**Provided records:**
=======

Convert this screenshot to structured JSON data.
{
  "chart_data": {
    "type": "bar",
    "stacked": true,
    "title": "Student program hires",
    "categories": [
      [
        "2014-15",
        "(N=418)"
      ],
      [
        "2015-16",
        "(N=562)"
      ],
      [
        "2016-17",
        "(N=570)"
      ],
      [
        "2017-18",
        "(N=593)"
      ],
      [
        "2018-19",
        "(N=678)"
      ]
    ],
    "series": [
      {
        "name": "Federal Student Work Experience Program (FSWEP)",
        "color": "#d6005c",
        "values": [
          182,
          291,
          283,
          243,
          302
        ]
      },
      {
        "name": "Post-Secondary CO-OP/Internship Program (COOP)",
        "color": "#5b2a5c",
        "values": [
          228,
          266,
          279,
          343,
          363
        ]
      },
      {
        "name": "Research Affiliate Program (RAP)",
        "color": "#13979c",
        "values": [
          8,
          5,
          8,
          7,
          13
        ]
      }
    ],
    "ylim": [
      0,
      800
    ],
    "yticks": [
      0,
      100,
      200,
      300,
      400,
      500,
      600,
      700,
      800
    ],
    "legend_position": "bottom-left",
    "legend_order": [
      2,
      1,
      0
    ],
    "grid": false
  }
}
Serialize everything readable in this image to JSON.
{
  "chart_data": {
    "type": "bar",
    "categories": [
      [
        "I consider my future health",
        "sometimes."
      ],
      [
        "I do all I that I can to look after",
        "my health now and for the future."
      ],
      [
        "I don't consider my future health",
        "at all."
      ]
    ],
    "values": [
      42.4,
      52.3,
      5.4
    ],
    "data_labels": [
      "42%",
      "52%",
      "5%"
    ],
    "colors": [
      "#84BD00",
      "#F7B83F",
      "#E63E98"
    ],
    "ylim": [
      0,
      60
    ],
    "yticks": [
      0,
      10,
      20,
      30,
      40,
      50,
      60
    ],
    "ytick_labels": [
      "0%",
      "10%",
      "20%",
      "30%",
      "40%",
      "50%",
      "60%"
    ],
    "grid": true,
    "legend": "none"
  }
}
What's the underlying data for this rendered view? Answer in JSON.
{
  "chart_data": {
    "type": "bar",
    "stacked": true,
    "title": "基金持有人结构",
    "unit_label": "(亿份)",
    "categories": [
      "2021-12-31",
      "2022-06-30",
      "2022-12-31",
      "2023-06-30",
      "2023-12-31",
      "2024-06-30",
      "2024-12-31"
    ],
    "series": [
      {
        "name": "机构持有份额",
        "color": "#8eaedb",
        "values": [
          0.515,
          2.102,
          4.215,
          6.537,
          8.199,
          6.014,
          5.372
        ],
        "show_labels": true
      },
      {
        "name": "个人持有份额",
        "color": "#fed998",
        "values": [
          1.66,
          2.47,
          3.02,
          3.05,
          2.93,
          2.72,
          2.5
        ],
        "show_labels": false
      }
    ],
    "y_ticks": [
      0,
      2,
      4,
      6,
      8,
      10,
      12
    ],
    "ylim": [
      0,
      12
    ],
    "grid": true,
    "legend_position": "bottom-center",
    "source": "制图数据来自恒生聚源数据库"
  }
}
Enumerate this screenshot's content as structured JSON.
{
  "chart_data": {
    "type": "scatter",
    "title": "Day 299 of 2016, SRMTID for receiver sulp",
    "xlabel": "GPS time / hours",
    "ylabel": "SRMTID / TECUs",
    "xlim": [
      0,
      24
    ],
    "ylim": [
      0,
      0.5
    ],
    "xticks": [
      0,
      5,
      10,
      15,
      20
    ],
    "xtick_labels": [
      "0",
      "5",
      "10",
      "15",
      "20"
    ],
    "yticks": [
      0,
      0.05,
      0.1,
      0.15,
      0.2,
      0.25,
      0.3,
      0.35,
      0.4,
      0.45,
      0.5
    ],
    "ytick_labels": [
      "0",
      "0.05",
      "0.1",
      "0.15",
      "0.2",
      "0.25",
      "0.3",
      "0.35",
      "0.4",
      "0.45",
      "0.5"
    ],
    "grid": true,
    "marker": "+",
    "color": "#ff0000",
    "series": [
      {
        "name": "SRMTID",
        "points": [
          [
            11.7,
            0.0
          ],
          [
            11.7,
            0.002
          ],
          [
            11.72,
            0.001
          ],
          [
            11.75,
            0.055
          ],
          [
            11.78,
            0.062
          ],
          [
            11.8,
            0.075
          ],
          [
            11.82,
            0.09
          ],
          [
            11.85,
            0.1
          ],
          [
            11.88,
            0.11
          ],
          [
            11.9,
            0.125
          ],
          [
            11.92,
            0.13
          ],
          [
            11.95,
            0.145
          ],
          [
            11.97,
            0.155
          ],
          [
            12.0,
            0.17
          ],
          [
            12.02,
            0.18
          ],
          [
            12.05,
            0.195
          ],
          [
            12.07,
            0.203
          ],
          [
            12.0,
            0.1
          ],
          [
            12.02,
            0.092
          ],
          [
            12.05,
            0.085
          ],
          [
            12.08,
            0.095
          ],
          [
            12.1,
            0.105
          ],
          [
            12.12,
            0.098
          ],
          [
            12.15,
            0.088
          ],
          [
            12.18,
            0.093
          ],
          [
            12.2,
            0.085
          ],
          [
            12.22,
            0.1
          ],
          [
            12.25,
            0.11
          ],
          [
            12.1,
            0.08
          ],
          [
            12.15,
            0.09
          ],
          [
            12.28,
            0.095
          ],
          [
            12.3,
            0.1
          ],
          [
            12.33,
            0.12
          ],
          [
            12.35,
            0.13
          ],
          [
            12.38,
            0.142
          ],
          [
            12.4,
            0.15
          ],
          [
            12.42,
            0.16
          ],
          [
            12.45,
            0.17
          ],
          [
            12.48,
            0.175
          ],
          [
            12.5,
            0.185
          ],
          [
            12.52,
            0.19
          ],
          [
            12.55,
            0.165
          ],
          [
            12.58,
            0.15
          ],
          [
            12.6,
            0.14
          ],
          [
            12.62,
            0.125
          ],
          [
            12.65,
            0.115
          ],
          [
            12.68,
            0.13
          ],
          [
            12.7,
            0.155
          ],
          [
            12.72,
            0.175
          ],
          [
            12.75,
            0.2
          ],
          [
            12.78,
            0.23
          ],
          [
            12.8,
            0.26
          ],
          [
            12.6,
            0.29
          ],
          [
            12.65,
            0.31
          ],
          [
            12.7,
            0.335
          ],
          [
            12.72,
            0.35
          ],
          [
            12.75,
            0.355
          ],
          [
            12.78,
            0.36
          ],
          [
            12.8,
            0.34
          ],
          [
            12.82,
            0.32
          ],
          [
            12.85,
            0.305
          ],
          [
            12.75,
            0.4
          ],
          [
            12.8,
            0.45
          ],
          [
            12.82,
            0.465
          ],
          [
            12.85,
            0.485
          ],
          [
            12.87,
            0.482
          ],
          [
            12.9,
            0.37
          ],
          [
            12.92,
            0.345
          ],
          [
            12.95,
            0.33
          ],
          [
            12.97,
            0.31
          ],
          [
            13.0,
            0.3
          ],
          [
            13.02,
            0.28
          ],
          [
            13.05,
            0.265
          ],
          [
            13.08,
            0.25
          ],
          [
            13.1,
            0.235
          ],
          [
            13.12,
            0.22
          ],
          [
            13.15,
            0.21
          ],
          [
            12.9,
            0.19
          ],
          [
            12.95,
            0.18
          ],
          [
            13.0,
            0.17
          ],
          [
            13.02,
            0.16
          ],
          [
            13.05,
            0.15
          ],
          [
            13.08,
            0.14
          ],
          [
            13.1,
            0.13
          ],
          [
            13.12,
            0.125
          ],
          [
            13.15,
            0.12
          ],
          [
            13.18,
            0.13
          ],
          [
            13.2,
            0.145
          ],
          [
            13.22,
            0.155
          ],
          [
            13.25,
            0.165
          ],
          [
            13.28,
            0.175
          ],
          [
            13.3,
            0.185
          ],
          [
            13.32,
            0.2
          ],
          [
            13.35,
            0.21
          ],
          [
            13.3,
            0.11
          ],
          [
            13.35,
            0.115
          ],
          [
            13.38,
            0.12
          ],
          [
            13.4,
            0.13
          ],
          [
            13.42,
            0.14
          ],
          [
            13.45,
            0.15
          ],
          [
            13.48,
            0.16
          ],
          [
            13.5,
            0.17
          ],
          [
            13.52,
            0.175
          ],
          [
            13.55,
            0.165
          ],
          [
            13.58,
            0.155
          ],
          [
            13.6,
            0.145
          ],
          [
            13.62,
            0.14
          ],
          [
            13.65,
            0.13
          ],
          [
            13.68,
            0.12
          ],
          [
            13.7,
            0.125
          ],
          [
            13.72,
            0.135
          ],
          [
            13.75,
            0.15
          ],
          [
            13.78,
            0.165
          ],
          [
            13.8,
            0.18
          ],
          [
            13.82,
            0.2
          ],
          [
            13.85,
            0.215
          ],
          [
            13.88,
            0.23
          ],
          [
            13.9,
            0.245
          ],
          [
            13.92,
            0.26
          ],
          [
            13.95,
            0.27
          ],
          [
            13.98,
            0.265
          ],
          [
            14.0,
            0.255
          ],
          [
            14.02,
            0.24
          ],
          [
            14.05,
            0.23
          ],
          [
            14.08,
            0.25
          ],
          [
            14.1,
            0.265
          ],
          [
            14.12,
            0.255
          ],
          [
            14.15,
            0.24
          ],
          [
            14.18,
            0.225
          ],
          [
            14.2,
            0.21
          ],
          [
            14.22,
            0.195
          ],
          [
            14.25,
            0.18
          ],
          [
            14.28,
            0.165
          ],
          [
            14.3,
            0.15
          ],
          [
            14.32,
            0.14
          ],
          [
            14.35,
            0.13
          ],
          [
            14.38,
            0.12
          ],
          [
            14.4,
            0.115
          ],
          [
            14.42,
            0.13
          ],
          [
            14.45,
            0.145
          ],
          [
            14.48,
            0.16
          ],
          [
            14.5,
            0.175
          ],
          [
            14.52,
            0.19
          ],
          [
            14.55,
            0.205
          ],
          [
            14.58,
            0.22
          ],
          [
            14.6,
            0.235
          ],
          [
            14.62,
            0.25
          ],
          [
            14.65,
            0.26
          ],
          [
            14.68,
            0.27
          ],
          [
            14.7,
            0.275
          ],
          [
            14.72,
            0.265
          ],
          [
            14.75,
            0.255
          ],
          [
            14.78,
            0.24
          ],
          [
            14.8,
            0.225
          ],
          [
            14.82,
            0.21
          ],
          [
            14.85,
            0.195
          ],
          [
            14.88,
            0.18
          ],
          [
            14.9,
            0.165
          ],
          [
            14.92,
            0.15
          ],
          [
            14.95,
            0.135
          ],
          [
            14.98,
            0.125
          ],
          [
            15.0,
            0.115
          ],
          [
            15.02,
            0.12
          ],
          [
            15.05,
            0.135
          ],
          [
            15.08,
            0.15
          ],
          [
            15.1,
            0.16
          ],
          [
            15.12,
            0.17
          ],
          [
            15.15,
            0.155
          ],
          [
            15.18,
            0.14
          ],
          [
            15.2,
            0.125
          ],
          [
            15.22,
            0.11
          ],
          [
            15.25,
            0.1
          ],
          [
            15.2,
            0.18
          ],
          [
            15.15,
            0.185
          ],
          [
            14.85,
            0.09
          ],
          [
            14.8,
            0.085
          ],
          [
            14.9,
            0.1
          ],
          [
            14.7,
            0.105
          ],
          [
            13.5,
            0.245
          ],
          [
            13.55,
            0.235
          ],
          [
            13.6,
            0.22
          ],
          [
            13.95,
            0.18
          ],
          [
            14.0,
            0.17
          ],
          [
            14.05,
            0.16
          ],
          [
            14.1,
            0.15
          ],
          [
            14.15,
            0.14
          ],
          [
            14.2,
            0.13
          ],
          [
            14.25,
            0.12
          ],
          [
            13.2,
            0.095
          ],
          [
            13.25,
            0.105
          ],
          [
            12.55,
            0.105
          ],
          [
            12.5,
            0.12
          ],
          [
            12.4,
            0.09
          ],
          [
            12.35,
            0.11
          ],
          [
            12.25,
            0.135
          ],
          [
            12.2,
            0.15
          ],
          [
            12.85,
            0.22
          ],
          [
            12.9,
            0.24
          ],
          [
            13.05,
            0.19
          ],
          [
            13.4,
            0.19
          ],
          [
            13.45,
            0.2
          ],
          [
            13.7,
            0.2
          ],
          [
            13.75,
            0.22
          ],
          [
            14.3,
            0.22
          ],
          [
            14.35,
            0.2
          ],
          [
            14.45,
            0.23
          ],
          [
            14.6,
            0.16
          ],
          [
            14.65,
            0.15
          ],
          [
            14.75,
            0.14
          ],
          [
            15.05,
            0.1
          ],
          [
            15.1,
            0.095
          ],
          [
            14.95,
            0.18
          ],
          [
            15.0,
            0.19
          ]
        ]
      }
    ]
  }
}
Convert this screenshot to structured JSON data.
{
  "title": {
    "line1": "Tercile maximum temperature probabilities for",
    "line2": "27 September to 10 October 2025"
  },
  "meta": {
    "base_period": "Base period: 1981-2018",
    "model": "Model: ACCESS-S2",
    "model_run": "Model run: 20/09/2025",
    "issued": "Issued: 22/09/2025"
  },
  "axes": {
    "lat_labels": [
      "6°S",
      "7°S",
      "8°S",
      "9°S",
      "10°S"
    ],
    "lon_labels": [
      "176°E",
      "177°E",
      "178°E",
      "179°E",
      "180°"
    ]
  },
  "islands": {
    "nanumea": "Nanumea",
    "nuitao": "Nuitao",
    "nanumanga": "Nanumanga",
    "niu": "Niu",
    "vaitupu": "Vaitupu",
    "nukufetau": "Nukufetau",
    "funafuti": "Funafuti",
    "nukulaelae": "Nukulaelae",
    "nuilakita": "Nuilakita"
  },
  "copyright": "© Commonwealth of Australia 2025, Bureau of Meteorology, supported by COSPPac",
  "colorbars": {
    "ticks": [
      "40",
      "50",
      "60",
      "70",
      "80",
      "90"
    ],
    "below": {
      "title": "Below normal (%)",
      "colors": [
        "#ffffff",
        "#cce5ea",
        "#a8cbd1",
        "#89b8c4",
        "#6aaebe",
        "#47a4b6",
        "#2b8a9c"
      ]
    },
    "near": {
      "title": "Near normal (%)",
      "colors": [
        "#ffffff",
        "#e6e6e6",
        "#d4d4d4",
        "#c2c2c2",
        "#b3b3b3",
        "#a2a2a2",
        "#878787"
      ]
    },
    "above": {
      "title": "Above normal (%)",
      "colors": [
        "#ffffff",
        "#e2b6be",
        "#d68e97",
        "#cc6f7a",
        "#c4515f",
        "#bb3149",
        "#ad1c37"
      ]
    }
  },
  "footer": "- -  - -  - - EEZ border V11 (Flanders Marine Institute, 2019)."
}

=======

**Prompt:** Within the data above, pick out all lines holding the word "title".

**Output for this task:**
    "title": "Student program hires",
    "title": "基金持有人结构",
    "title": "Day 299 of 2016, SRMTID for receiver sulp",
  "title": {
      "title": "Below normal (%)",
      "title": "Near normal (%)",
      "title": "Above normal (%)",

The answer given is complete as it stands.